* _What the exercise asks_: In this exercise, reproduce all the entries that follow exactly.

* _Given information_:
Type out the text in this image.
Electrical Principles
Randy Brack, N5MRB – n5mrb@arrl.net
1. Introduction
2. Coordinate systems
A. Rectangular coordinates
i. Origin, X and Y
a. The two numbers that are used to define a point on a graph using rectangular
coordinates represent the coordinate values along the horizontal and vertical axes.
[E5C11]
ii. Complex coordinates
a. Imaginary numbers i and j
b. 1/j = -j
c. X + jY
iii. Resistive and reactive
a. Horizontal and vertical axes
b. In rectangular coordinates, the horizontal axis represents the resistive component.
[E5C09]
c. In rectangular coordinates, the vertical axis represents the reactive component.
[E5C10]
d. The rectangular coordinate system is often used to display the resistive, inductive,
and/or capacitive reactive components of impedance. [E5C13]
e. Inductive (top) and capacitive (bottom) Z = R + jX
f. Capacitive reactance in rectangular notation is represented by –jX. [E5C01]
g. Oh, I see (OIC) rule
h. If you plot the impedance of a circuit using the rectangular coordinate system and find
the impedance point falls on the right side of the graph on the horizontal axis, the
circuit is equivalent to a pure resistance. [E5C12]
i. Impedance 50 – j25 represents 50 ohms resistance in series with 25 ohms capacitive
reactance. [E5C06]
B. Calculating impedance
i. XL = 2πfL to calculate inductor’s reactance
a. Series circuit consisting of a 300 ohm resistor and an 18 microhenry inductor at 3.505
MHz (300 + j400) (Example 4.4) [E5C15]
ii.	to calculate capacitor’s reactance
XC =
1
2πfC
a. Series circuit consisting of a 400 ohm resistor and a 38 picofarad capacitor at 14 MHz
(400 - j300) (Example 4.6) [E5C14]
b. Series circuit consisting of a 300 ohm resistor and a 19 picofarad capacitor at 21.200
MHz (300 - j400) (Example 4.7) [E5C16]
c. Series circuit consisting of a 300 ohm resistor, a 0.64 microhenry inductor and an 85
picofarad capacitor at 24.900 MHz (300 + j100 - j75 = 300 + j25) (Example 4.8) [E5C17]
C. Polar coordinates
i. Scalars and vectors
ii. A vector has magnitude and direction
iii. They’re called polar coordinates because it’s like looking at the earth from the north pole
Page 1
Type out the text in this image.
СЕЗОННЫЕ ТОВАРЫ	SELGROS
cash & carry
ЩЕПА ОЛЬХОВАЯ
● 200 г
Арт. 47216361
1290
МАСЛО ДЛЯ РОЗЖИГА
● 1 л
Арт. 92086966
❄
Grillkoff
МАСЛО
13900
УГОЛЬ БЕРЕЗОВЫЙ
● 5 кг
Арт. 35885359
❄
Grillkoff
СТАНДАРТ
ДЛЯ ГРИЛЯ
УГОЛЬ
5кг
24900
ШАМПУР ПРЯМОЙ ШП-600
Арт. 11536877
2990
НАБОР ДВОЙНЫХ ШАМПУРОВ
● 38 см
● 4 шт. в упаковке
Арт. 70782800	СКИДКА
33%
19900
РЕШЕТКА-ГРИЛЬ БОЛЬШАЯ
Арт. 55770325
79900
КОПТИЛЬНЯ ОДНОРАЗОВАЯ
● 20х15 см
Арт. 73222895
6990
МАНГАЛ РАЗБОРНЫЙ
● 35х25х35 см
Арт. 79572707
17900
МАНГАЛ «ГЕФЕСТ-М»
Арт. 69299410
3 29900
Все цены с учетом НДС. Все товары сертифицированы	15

* _Solution to the exercise_:
Type out the text in this image.
Electrical Principles
Randy Brack, N5MRB – n5mrb@arrl.net
1. Introduction
2. Coordinate systems
A. Rectangular coordinates
i. Origin, X and Y
a. The two numbers that are used to define a point on a graph using rectangular
coordinates represent the coordinate values along the horizontal and vertical axes.
[E5C11]
ii. Complex coordinates
a. Imaginary numbers i and j
b. 1/j = -j
c. X + jY
iii. Resistive and reactive
a. Horizontal and vertical axes
b. In rectangular coordinates, the horizontal axis represents the resistive component.
[E5C09]
c. In rectangular coordinates, the vertical axis represents the reactive component.
[E5C10]
d. The rectangular coordinate system is often used to display the resistive, inductive,
and/or capacitive reactive components of impedance. [E5C13]
e. Inductive (top) and capacitive (bottom) Z = R + jX
f. Capacitive reactance in rectangular notation is represented by –jX. [E5C01]
g. Oh, I see (OIC) rule
h. If you plot the impedance of a circuit using the rectangular coordinate system and find
the impedance point falls on the right side of the graph on the horizontal axis, the
circuit is equivalent to a pure resistance. [E5C12]
i. Impedance 50 – j25 represents 50 ohms resistance in series with 25 ohms capacitive
reactance. [E5C06]
B. Calculating impedance
i. XL = 2πfL to calculate inductor’s reactance
a. Series circuit consisting of a 300 ohm resistor and an 18 microhenry inductor at 3.505
MHz (300 + j400) (Example 4.4) [E5C15]
ii.	to calculate capacitor’s reactance
XC =
1
2πfC
a. Series circuit consisting of a 400 ohm resistor and a 38 picofarad capacitor at 14 MHz
(400 - j300) (Example 4.6) [E5C14]
b. Series circuit consisting of a 300 ohm resistor and a 19 picofarad capacitor at 21.200
MHz (300 - j400) (Example 4.7) [E5C16]
c. Series circuit consisting of a 300 ohm resistor, a 0.64 microhenry inductor and an 85
picofarad capacitor at 24.900 MHz (300 + j100 - j75 = 300 + j25) (Example 4.8) [E5C17]
C. Polar coordinates
i. Scalars and vectors
ii. A vector has magnitude and direction
iii. They’re called polar coordinates because it’s like looking at the earth from the north pole
Page 1
Type out the text in this image.
СЕЗОННЫЕ ТОВАРЫ	SELGROS
cash & carry
ЩЕПА ОЛЬХОВАЯ
● 200 г
Арт. 47216361
1290
МАСЛО ДЛЯ РОЗЖИГА
● 1 л
Арт. 92086966
❄
Grillkoff
МАСЛО
13900
УГОЛЬ БЕРЕЗОВЫЙ
● 5 кг
Арт. 35885359
❄
Grillkoff
СТАНДАРТ
ДЛЯ ГРИЛЯ
УГОЛЬ
5кг
24900
ШАМПУР ПРЯМОЙ ШП-600
Арт. 11536877
2990
НАБОР ДВОЙНЫХ ШАМПУРОВ
● 38 см
● 4 шт. в упаковке
Арт. 70782800	СКИДКА
33%
19900
РЕШЕТКА-ГРИЛЬ БОЛЬШАЯ
Арт. 55770325
79900
КОПТИЛЬНЯ ОДНОРАЗОВАЯ
● 20х15 см
Арт. 73222895
6990
МАНГАЛ РАЗБОРНЫЙ
● 35х25х35 см
Арт. 79572707
17900
МАНГАЛ «ГЕФЕСТ-М»
Арт. 69299410
3 29900
Все цены с учетом НДС. Все товары сертифицированы	15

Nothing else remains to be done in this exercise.